(Records contained in a dataset)
*****

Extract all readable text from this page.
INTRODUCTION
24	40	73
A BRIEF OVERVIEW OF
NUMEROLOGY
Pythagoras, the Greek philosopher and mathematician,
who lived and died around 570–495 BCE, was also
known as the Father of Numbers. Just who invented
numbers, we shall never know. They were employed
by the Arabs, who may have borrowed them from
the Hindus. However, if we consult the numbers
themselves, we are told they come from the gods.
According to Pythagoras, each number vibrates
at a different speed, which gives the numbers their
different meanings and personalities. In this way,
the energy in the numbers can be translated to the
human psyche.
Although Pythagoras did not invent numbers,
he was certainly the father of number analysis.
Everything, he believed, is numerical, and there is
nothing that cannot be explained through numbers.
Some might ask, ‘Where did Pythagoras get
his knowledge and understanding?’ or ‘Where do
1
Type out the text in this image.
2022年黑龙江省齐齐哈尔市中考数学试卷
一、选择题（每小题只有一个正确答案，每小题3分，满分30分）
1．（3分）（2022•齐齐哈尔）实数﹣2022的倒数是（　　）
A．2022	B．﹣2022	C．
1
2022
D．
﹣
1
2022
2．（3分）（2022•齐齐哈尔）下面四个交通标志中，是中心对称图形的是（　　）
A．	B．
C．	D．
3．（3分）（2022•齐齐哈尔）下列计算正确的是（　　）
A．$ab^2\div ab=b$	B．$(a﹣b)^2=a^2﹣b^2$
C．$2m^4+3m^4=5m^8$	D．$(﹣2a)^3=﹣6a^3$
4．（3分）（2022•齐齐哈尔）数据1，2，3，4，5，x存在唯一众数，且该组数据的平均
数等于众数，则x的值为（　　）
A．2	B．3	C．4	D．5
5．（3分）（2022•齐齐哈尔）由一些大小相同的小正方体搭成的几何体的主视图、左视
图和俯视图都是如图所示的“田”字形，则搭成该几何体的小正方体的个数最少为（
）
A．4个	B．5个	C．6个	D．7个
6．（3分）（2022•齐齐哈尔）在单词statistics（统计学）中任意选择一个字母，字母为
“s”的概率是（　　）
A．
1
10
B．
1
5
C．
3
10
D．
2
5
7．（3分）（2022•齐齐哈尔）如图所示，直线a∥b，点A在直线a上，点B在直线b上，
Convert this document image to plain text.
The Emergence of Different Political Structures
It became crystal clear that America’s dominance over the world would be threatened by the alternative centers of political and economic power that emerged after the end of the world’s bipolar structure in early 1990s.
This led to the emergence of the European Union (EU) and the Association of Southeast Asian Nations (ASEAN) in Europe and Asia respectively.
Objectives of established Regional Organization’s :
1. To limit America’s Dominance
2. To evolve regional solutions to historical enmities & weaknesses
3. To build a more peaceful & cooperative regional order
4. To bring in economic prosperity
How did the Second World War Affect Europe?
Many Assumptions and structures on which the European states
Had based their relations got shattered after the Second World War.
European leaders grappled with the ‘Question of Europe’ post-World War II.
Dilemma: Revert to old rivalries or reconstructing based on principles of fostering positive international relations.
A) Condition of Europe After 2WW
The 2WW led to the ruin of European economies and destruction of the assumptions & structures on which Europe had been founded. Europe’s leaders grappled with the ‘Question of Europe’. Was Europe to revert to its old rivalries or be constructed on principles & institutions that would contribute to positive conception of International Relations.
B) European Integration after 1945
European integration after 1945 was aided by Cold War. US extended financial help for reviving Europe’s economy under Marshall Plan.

*****

### [AIM]
Exactly reproduce the material above.

### [EXERCISE RESPONSE]
Extract all readable text from this page.
INTRODUCTION
24	40	73
A BRIEF OVERVIEW OF
NUMEROLOGY
Pythagoras, the Greek philosopher and mathematician,
who lived and died around 570–495 BCE, was also
known as the Father of Numbers. Just who invented
numbers, we shall never know. They were employed
by the Arabs, who may have borrowed them from
the Hindus. However, if we consult the numbers
themselves, we are told they come from the gods.
According to Pythagoras, each number vibrates
at a different speed, which gives the numbers their
different meanings and personalities. In this way,
the energy in the numbers can be translated to the
human psyche.
Although Pythagoras did not invent numbers,
he was certainly the father of number analysis.
Everything, he believed, is numerical, and there is
nothing that cannot be explained through numbers.
Some might ask, ‘Where did Pythagoras get
his knowledge and understanding?’ or ‘Where do
1
Type out the text in this image.
2022年黑龙江省齐齐哈尔市中考数学试卷
一、选择题（每小题只有一个正确答案，每小题3分，满分30分）
1．（3分）（2022•齐齐哈尔）实数﹣2022的倒数是（　　）
A．2022	B．﹣2022	C．
1
2022
D．
﹣
1
2022
2．（3分）（2022•齐齐哈尔）下面四个交通标志中，是中心对称图形的是（　　）
A．	B．
C．	D．
3．（3分）（2022•齐齐哈尔）下列计算正确的是（　　）
A．$ab^2\div ab=b$	B．$(a﹣b)^2=a^2﹣b^2$
C．$2m^4+3m^4=5m^8$	D．$(﹣2a)^3=﹣6a^3$
4．（3分）（2022•齐齐哈尔）数据1，2，3，4，5，x存在唯一众数，且该组数据的平均
数等于众数，则x的值为（　　）
A．2	B．3	C．4	D．5
5．（3分）（2022•齐齐哈尔）由一些大小相同的小正方体搭成的几何体的主视图、左视
图和俯视图都是如图所示的“田”字形，则搭成该几何体的小正方体的个数最少为（
）
A．4个	B．5个	C．6个	D．7个
6．（3分）（2022•齐齐哈尔）在单词statistics（统计学）中任意选择一个字母，字母为
“s”的概率是（　　）
A．
1
10
B．
1
5
C．
3
10
D．
2
5
7．（3分）（2022•齐齐哈尔）如图所示，直线a∥b，点A在直线a上，点B在直线b上，
Convert this document image to plain text.
The Emergence of Different Political Structures
It became crystal clear that America’s dominance over the world would be threatened by the alternative centers of political and economic power that emerged after the end of the world’s bipolar structure in early 1990s.
This led to the emergence of the European Union (EU) and the Association of Southeast Asian Nations (ASEAN) in Europe and Asia respectively.
Objectives of established Regional Organization’s :
1. To limit America’s Dominance
2. To evolve regional solutions to historical enmities & weaknesses
3. To build a more peaceful & cooperative regional order
4. To bring in economic prosperity
How did the Second World War Affect Europe?
Many Assumptions and structures on which the European states
Had based their relations got shattered after the Second World War.
European leaders grappled with the ‘Question of Europe’ post-World War II.
Dilemma: Revert to old rivalries or reconstructing based on principles of fostering positive international relations.
A) Condition of Europe After 2WW
The 2WW led to the ruin of European economies and destruction of the assumptions & structures on which Europe had been founded. Europe’s leaders grappled with the ‘Question of Europe’. Was Europe to revert to its old rivalries or be constructed on principles & institutions that would contribute to positive conception of International Relations.
B) European Integration after 1945
European integration after 1945 was aided by Cold War. US extended financial help for reviving Europe’s economy under Marshall Plan.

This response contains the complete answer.